- DATA FOR THIS TASK:
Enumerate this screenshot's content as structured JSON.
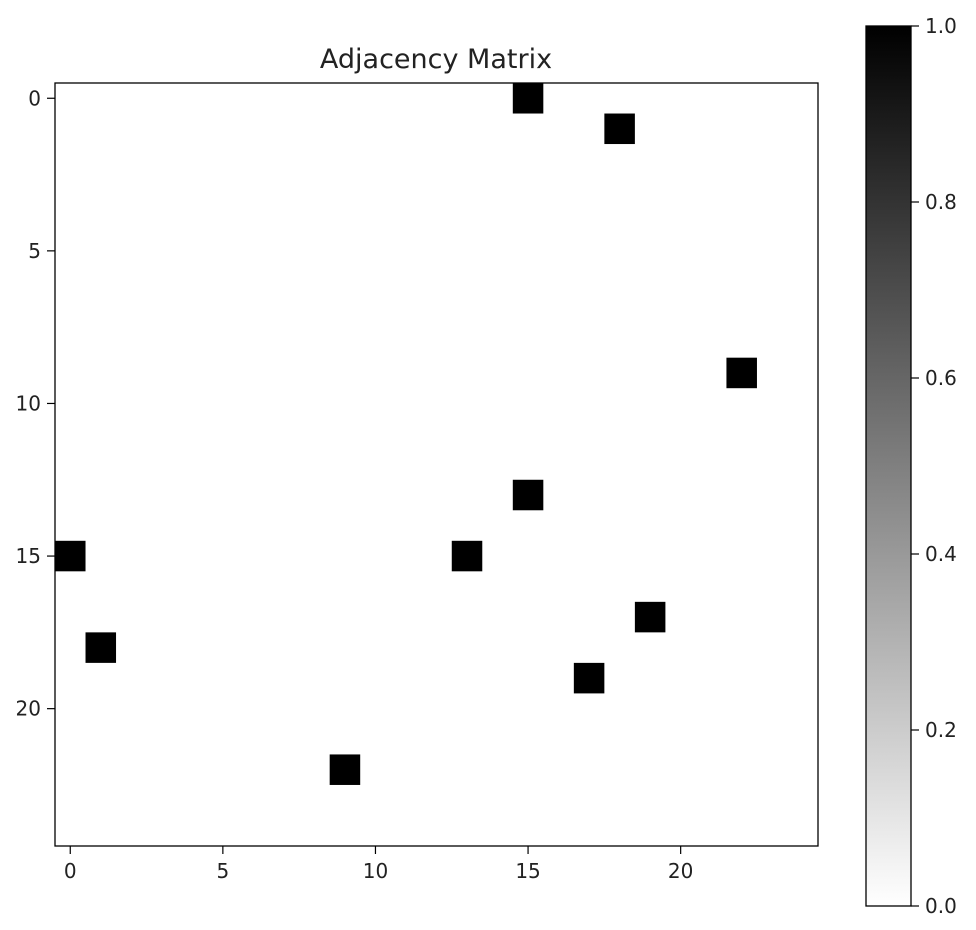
{
  "chart_data": {
    "type": "heatmap",
    "title": "Adjacency Matrix",
    "xlabel": "",
    "ylabel": "",
    "n_rows": 25,
    "n_cols": 25,
    "xlim": [
      -0.5,
      24.5
    ],
    "ylim": [
      24.5,
      -0.5
    ],
    "x_ticks": [
      0,
      5,
      10,
      15,
      20
    ],
    "y_ticks": [
      0,
      5,
      10,
      15,
      20
    ],
    "grid": false,
    "colormap": "gray_r",
    "cmap_colors": {
      "low": "#ffffff",
      "high": "#000000"
    },
    "color_range": [
      0.0,
      1.0
    ],
    "colorbar_ticks": [
      "0.0",
      "0.2",
      "0.4",
      "0.6",
      "0.8",
      "1.0"
    ],
    "colorbar_tick_values": [
      0.0,
      0.2,
      0.4,
      0.6,
      0.8,
      1.0
    ],
    "default_value": 0,
    "nonzero_cells": [
      {
        "row": 0,
        "col": 15,
        "value": 1
      },
      {
        "row": 1,
        "col": 18,
        "value": 1
      },
      {
        "row": 9,
        "col": 22,
        "value": 1
      },
      {
        "row": 13,
        "col": 15,
        "value": 1
      },
      {
        "row": 15,
        "col": 0,
        "value": 1
      },
      {
        "row": 15,
        "col": 13,
        "value": 1
      },
      {
        "row": 17,
        "col": 19,
        "value": 1
      },
      {
        "row": 18,
        "col": 1,
        "value": 1
      },
      {
        "row": 19,
        "col": 17,
        "value": 1
      },
      {
        "row": 22,
        "col": 9,
        "value": 1
      }
    ]
  }
}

- OBJECTIVE: Reproduce all of the material above word for word. Omit the pictures.

- PROBLEM SOLUTION:
Enumerate this screenshot's content as structured JSON.
{
  "chart_data": {
    "type": "heatmap",
    "title": "Adjacency Matrix",
    "xlabel": "",
    "ylabel": "",
    "n_rows": 25,
    "n_cols": 25,
    "xlim": [
      -0.5,
      24.5
    ],
    "ylim": [
      24.5,
      -0.5
    ],
    "x_ticks": [
      0,
      5,
      10,
      15,
      20
    ],
    "y_ticks": [
      0,
      5,
      10,
      15,
      20
    ],
    "grid": false,
    "colormap": "gray_r",
    "cmap_colors": {
      "low": "#ffffff",
      "high": "#000000"
    },
    "color_range": [
      0.0,
      1.0
    ],
    "colorbar_ticks": [
      "0.0",
      "0.2",
      "0.4",
      "0.6",
      "0.8",
      "1.0"
    ],
    "colorbar_tick_values": [
      0.0,
      0.2,
      0.4,
      0.6,
      0.8,
      1.0
    ],
    "default_value": 0,
    "nonzero_cells": [
      {
        "row": 0,
        "col": 15,
        "value": 1
      },
      {
        "row": 1,
        "col": 18,
        "value": 1
      },
      {
        "row": 9,
        "col": 22,
        "value": 1
      },
      {
        "row": 13,
        "col": 15,
        "value": 1
      },
      {
        "row": 15,
        "col": 0,
        "value": 1
      },
      {
        "row": 15,
        "col": 13,
        "value": 1
      },
      {
        "row": 17,
        "col": 19,
        "value": 1
      },
      {
        "row": 18,
        "col": 1,
        "value": 1
      },
      {
        "row": 19,
        "col": 17,
        "value": 1
      },
      {
        "row": 22,
        "col": 9,
        "value": 1
      }
    ]
  }
}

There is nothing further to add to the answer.